SET TASK
Set down every record once more, exactly as given.

TASK DATA
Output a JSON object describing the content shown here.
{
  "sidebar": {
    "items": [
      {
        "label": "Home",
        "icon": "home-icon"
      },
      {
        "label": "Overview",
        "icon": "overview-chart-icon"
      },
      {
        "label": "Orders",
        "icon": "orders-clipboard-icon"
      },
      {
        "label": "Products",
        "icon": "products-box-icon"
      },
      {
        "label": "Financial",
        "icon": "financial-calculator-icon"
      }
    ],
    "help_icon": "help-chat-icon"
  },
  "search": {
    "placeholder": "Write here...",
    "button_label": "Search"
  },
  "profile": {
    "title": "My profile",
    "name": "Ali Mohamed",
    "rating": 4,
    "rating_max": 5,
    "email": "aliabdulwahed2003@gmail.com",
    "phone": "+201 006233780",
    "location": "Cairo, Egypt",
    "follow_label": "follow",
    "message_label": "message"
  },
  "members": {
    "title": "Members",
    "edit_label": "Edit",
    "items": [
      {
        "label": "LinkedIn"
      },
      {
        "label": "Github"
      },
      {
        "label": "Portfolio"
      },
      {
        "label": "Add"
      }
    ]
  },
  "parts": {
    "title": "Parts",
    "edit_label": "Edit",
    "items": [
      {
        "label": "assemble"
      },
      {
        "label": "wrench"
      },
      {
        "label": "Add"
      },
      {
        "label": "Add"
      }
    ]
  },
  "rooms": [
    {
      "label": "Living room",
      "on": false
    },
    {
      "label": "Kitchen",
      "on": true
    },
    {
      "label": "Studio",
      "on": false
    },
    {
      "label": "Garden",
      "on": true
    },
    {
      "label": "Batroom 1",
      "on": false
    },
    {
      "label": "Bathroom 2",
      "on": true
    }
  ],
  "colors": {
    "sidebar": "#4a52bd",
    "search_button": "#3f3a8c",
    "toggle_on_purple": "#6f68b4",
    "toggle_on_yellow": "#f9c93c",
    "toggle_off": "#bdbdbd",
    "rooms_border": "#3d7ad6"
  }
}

ANSWER TO THIS PROBLEM
Output a JSON object describing the content shown here.
{
  "sidebar": {
    "items": [
      {
        "label": "Home",
        "icon": "home-icon"
      },
      {
        "label": "Overview",
        "icon": "overview-chart-icon"
      },
      {
        "label": "Orders",
        "icon": "orders-clipboard-icon"
      },
      {
        "label": "Products",
        "icon": "products-box-icon"
      },
      {
        "label": "Financial",
        "icon": "financial-calculator-icon"
      }
    ],
    "help_icon": "help-chat-icon"
  },
  "search": {
    "placeholder": "Write here...",
    "button_label": "Search"
  },
  "profile": {
    "title": "My profile",
    "name": "Ali Mohamed",
    "rating": 4,
    "rating_max": 5,
    "email": "aliabdulwahed2003@gmail.com",
    "phone": "+201 006233780",
    "location": "Cairo, Egypt",
    "follow_label": "follow",
    "message_label": "message"
  },
  "members": {
    "title": "Members",
    "edit_label": "Edit",
    "items": [
      {
        "label": "LinkedIn"
      },
      {
        "label": "Github"
      },
      {
        "label": "Portfolio"
      },
      {
        "label": "Add"
      }
    ]
  },
  "parts": {
    "title": "Parts",
    "edit_label": "Edit",
    "items": [
      {
        "label": "assemble"
      },
      {
        "label": "wrench"
      },
      {
        "label": "Add"
      },
      {
        "label": "Add"
      }
    ]
  },
  "rooms": [
    {
      "label": "Living room",
      "on": false
    },
    {
      "label": "Kitchen",
      "on": true
    },
    {
      "label": "Studio",
      "on": false
    },
    {
      "label": "Garden",
      "on": true
    },
    {
      "label": "Batroom 1",
      "on": false
    },
    {
      "label": "Bathroom 2",
      "on": true
    }
  ],
  "colors": {
    "sidebar": "#4a52bd",
    "search_button": "#3f3a8c",
    "toggle_on_purple": "#6f68b4",
    "toggle_on_yellow": "#f9c93c",
    "toggle_off": "#bdbdbd",
    "rooms_border": "#3d7ad6"
  }
}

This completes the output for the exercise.